(TO BE DONE) Isolate every line in the records below with "SQUARE" in it.

━━ AVAILABLE DATA ━━

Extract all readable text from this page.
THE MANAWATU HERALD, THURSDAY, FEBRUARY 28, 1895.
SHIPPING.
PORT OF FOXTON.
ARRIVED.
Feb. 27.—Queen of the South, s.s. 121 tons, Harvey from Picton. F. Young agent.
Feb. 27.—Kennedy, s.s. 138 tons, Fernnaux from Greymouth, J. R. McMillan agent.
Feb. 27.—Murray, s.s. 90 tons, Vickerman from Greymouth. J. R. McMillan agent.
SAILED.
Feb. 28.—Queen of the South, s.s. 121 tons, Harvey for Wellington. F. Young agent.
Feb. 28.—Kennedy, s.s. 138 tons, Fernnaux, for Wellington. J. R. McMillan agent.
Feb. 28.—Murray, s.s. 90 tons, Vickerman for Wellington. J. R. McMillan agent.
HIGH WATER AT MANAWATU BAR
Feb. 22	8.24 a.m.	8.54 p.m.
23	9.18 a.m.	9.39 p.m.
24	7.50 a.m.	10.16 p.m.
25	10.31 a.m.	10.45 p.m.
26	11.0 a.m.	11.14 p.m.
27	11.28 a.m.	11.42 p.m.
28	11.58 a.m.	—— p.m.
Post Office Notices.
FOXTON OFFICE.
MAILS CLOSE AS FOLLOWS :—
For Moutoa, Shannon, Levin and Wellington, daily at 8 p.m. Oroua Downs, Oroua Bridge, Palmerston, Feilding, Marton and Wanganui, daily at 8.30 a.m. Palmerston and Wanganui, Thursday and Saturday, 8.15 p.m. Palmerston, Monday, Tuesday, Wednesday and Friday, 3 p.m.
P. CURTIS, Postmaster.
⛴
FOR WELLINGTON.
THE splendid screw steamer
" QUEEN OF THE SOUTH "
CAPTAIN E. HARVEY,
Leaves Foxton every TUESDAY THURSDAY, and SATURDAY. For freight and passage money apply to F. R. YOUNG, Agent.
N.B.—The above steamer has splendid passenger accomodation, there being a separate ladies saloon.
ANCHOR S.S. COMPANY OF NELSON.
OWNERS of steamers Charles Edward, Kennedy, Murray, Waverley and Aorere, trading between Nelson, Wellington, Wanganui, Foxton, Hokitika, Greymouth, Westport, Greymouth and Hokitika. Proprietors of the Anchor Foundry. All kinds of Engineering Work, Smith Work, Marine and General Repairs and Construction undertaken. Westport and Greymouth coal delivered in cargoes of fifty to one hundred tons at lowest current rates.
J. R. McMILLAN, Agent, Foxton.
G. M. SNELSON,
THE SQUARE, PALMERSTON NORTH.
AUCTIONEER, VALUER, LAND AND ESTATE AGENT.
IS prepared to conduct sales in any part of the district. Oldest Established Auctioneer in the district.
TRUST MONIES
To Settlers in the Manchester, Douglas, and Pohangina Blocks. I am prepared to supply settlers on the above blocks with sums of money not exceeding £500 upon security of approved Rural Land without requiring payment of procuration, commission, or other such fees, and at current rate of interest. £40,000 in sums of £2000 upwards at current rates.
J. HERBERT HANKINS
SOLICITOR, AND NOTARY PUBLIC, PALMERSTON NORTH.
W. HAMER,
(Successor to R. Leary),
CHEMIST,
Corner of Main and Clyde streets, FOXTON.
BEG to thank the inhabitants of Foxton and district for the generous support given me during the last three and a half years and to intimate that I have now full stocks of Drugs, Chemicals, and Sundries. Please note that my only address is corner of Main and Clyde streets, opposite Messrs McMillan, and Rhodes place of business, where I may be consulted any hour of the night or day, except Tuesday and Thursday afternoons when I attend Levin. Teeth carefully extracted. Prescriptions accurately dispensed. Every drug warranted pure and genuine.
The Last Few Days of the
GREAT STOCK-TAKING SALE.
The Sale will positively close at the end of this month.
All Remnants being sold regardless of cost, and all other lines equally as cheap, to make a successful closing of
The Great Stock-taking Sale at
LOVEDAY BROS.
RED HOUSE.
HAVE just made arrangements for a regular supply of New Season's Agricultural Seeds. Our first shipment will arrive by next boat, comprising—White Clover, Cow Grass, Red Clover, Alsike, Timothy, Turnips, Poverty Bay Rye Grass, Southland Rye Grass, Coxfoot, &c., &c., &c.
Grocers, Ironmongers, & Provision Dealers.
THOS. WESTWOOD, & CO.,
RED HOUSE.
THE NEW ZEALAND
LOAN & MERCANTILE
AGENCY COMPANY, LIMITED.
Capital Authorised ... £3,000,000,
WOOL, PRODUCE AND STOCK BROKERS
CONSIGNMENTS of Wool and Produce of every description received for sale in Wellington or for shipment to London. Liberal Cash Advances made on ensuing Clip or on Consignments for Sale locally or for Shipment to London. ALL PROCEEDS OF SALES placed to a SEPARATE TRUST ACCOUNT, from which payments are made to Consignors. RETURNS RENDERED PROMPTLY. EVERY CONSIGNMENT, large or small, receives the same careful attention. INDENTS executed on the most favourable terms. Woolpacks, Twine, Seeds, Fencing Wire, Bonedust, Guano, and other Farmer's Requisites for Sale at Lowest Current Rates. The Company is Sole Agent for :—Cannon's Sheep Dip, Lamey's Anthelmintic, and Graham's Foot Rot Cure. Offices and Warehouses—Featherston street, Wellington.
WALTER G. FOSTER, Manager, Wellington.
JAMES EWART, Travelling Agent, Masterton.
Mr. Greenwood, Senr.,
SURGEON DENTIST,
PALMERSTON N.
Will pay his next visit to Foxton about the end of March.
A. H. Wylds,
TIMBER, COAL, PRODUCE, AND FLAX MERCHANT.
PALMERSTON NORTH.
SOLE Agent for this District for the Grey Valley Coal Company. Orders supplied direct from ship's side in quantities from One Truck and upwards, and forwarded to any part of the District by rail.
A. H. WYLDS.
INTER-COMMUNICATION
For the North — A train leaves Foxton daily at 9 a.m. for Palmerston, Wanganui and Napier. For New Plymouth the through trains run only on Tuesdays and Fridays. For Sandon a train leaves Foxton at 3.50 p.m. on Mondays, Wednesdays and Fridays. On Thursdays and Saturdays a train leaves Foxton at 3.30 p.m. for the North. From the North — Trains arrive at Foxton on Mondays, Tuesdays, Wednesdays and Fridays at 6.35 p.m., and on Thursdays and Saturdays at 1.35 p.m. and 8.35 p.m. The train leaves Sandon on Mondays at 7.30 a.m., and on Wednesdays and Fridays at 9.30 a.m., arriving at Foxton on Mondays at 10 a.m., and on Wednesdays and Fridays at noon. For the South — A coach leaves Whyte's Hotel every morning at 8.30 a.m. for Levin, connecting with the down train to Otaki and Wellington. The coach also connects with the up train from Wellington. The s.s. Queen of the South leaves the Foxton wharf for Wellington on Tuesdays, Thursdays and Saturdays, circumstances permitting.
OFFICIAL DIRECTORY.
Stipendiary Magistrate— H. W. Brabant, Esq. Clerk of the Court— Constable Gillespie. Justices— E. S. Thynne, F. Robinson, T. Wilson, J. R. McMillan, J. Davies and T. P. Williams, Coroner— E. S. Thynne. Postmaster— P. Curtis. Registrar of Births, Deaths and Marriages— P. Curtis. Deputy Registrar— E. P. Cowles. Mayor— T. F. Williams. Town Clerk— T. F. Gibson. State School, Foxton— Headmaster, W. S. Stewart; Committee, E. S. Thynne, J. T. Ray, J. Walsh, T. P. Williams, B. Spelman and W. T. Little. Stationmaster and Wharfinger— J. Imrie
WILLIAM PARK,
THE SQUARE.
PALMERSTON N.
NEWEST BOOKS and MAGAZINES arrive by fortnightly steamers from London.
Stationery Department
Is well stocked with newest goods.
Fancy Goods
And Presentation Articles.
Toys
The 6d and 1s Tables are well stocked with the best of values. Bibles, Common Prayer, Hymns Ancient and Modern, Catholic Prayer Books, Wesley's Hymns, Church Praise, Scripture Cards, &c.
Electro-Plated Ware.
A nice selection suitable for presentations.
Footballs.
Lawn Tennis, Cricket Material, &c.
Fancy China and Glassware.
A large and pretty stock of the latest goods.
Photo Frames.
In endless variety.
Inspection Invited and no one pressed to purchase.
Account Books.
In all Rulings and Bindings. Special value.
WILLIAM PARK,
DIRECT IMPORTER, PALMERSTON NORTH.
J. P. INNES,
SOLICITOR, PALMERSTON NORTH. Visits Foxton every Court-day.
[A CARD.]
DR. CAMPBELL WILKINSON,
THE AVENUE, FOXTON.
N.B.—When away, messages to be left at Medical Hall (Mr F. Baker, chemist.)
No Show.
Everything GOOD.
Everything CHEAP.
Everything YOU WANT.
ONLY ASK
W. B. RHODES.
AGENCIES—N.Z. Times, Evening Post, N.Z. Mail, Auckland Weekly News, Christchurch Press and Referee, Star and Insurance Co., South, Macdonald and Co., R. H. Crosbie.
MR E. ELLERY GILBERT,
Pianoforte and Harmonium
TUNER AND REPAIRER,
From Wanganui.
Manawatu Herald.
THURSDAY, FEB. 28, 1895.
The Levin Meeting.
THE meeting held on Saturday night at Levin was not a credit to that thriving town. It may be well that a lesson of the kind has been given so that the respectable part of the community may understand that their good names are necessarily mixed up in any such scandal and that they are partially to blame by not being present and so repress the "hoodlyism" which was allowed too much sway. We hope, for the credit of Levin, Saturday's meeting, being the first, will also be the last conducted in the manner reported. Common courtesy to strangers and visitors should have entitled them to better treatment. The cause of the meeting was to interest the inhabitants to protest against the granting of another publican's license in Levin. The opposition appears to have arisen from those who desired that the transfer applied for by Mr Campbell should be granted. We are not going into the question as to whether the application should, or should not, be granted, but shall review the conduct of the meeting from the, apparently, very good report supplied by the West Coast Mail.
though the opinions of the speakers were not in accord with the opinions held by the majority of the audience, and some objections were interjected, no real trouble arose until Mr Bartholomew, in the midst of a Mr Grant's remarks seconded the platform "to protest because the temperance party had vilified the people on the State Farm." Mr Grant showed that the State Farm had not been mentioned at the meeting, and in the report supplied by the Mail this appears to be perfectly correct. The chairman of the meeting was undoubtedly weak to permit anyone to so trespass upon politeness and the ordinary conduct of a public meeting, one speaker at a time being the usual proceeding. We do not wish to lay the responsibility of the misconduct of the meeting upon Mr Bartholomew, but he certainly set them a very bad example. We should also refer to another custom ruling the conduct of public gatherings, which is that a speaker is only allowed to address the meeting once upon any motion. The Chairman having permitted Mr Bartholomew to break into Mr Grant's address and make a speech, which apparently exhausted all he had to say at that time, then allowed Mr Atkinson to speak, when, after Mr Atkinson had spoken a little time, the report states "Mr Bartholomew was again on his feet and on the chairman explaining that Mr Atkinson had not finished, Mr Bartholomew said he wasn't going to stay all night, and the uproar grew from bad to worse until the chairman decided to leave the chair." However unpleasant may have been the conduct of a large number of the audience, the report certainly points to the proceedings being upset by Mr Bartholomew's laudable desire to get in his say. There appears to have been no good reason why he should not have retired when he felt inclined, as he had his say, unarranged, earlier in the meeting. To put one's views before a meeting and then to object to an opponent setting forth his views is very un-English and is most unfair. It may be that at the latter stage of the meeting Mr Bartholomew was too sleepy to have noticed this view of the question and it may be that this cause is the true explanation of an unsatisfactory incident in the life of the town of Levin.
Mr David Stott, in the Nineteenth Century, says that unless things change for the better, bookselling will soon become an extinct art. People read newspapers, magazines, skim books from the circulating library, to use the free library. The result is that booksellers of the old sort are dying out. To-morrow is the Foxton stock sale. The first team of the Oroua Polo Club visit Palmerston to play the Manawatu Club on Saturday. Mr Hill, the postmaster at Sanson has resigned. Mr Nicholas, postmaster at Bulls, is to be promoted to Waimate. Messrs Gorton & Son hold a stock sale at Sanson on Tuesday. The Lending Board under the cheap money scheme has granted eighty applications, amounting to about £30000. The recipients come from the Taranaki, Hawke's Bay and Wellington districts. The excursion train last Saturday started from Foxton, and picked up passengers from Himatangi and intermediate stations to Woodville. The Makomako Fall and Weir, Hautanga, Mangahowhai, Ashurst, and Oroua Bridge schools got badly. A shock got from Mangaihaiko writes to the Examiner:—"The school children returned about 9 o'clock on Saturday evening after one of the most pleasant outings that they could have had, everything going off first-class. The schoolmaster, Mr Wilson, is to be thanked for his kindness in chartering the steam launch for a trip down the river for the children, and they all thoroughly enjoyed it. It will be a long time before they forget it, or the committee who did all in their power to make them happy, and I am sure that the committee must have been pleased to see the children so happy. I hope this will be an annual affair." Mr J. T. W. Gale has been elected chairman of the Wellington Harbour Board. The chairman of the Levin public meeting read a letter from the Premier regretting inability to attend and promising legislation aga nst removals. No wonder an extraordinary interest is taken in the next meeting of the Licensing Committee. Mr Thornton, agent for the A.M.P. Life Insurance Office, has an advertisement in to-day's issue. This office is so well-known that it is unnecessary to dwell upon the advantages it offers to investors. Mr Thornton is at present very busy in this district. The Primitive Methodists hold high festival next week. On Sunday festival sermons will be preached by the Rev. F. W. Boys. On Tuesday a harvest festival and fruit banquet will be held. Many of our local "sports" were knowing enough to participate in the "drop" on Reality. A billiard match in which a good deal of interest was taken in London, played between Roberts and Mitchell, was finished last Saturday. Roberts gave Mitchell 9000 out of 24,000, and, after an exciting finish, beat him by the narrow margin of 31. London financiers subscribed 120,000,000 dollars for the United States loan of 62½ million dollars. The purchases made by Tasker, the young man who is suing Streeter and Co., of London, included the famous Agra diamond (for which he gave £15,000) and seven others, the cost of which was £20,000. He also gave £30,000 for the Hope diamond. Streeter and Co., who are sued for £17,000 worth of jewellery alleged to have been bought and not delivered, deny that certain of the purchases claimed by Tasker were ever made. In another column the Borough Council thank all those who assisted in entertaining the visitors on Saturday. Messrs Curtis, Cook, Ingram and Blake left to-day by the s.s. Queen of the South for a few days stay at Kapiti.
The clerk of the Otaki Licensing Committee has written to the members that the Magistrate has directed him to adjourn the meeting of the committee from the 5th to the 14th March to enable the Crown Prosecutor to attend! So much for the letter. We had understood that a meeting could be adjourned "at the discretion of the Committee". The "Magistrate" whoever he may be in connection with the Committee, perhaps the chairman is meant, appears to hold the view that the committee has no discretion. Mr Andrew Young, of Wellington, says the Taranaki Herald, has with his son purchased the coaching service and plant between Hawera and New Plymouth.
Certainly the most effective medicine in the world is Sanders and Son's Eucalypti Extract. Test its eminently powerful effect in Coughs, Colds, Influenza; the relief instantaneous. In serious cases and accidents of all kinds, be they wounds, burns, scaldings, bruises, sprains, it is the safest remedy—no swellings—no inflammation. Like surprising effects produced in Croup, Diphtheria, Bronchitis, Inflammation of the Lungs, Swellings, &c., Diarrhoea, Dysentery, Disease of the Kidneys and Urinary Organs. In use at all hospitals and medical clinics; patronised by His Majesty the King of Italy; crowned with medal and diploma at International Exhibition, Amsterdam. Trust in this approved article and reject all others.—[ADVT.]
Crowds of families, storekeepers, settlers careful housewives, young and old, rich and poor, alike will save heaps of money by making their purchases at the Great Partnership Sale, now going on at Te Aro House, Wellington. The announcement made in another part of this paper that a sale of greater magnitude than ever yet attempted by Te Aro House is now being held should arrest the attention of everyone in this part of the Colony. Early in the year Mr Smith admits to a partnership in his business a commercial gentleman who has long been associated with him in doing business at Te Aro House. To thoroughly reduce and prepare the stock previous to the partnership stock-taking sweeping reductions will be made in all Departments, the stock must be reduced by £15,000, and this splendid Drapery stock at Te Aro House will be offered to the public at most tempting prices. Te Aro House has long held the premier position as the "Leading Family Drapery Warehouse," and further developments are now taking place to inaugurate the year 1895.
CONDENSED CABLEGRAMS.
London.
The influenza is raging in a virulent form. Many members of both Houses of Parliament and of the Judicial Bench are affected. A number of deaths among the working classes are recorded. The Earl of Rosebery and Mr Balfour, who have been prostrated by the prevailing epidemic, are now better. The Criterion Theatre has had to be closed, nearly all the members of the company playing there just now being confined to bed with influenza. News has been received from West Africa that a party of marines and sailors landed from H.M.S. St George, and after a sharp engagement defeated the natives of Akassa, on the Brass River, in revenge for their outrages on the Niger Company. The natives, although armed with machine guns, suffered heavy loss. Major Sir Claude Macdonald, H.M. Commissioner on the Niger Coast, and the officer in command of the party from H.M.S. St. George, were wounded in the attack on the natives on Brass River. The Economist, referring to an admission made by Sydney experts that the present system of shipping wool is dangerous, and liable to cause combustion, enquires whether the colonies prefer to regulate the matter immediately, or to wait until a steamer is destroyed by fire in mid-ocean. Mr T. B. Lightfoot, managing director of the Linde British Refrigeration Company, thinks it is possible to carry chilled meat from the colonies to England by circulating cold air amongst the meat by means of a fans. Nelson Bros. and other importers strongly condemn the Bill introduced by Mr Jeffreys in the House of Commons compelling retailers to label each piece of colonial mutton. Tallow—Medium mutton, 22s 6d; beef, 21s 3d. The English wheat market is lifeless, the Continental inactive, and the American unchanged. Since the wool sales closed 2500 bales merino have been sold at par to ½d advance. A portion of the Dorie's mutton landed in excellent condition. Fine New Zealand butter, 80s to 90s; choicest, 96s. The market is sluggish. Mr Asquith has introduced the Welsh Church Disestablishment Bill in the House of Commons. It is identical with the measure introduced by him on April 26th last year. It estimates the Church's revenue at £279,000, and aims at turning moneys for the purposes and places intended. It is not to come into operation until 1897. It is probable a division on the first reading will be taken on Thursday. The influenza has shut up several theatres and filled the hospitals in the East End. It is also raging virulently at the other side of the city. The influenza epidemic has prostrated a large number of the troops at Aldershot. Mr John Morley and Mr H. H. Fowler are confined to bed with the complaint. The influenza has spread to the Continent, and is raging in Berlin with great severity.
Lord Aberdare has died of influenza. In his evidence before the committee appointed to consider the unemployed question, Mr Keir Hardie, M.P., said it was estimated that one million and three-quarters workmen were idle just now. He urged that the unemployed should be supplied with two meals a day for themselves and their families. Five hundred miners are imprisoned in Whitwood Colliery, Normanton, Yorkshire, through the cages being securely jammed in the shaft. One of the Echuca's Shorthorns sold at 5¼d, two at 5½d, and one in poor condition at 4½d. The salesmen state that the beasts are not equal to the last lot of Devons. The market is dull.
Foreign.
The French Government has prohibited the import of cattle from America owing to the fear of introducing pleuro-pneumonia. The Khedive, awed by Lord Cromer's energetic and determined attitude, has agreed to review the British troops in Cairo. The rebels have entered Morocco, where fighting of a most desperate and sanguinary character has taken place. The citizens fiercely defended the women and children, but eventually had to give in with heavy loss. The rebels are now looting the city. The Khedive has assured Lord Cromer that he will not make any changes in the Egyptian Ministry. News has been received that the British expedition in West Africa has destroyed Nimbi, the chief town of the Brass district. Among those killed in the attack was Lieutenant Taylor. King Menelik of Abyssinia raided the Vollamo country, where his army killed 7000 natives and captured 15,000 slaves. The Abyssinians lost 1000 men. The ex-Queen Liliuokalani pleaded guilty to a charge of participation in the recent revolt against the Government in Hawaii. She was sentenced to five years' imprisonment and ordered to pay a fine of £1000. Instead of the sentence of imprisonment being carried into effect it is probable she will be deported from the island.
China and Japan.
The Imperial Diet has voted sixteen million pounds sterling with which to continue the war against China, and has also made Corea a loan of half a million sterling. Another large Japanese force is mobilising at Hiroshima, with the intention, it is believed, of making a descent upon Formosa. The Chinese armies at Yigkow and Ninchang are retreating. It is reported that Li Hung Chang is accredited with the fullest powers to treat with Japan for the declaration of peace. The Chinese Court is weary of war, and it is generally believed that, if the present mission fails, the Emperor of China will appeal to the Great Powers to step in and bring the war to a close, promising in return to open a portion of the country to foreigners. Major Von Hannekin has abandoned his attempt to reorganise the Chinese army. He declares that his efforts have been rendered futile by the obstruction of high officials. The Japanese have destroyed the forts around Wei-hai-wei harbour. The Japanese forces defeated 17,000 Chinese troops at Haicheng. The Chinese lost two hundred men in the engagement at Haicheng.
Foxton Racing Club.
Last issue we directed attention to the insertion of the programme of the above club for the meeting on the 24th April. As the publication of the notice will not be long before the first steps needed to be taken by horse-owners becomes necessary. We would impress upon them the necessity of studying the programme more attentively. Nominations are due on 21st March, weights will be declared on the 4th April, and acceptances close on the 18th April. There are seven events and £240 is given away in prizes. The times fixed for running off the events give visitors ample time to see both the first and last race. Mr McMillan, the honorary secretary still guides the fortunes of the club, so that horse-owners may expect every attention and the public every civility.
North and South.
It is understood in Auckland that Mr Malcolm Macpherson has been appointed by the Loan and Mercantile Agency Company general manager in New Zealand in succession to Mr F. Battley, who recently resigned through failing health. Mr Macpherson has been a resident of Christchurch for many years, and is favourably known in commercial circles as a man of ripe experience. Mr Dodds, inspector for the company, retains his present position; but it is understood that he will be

━━━

(FINAL ANSWER)
THE SQUARE, PALMERSTON NORTH.
THE SQUARE.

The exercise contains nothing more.